Dataset excerpts

--- Start ---

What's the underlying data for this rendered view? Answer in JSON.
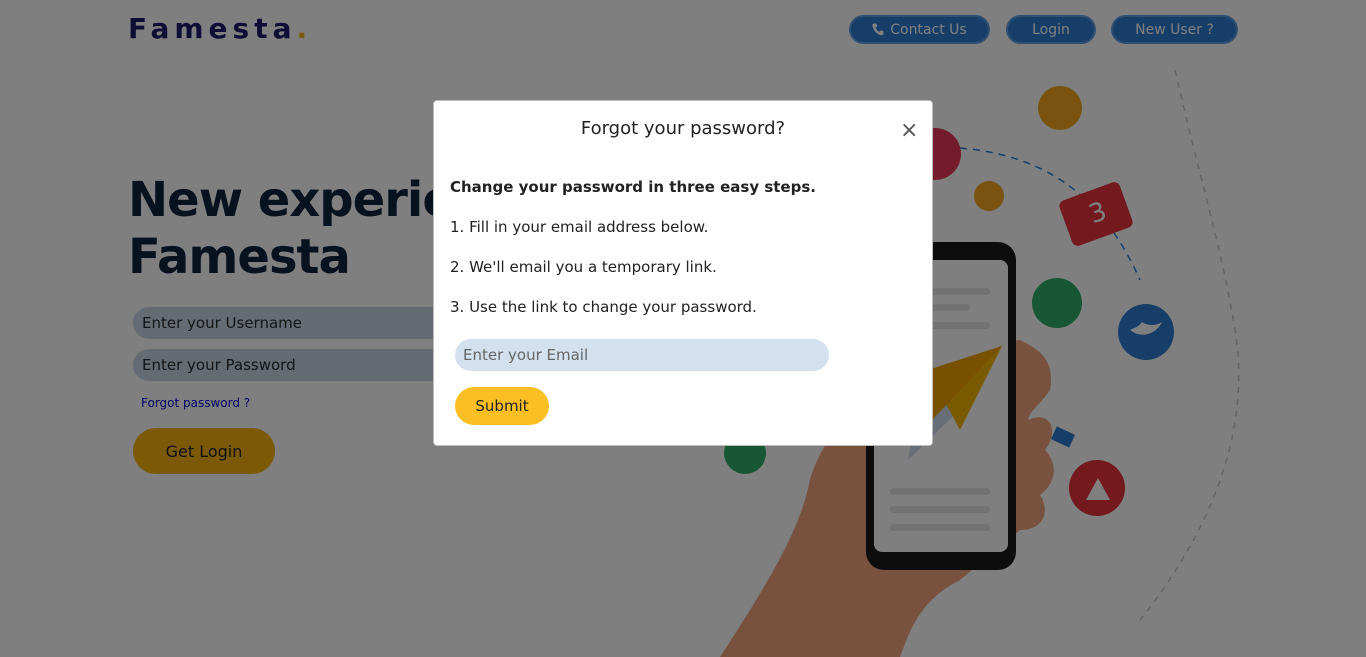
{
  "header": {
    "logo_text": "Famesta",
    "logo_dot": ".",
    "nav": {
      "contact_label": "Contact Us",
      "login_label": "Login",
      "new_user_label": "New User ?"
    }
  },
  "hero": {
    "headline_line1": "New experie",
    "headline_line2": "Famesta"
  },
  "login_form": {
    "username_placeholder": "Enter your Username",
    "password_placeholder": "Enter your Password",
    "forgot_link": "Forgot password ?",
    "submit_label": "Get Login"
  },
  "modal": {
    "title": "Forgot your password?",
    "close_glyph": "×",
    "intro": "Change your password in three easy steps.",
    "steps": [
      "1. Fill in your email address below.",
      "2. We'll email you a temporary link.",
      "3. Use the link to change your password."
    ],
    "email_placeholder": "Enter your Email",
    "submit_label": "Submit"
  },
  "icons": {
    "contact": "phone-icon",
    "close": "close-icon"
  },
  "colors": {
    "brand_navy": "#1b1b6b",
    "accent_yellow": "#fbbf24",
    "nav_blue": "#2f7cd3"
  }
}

--- End ---

Leave out the pictures and copy everything else in the records word for word.

▶ _Result_
What's the underlying data for this rendered view? Answer in JSON.
{
  "header": {
    "logo_text": "Famesta",
    "logo_dot": ".",
    "nav": {
      "contact_label": "Contact Us",
      "login_label": "Login",
      "new_user_label": "New User ?"
    }
  },
  "hero": {
    "headline_line1": "New experie",
    "headline_line2": "Famesta"
  },
  "login_form": {
    "username_placeholder": "Enter your Username",
    "password_placeholder": "Enter your Password",
    "forgot_link": "Forgot password ?",
    "submit_label": "Get Login"
  },
  "modal": {
    "title": "Forgot your password?",
    "close_glyph": "×",
    "intro": "Change your password in three easy steps.",
    "steps": [
      "1. Fill in your email address below.",
      "2. We'll email you a temporary link.",
      "3. Use the link to change your password."
    ],
    "email_placeholder": "Enter your Email",
    "submit_label": "Submit"
  },
  "icons": {
    "contact": "phone-icon",
    "close": "close-icon"
  },
  "colors": {
    "brand_navy": "#1b1b6b",
    "accent_yellow": "#fbbf24",
    "nav_blue": "#2f7cd3"
  }
}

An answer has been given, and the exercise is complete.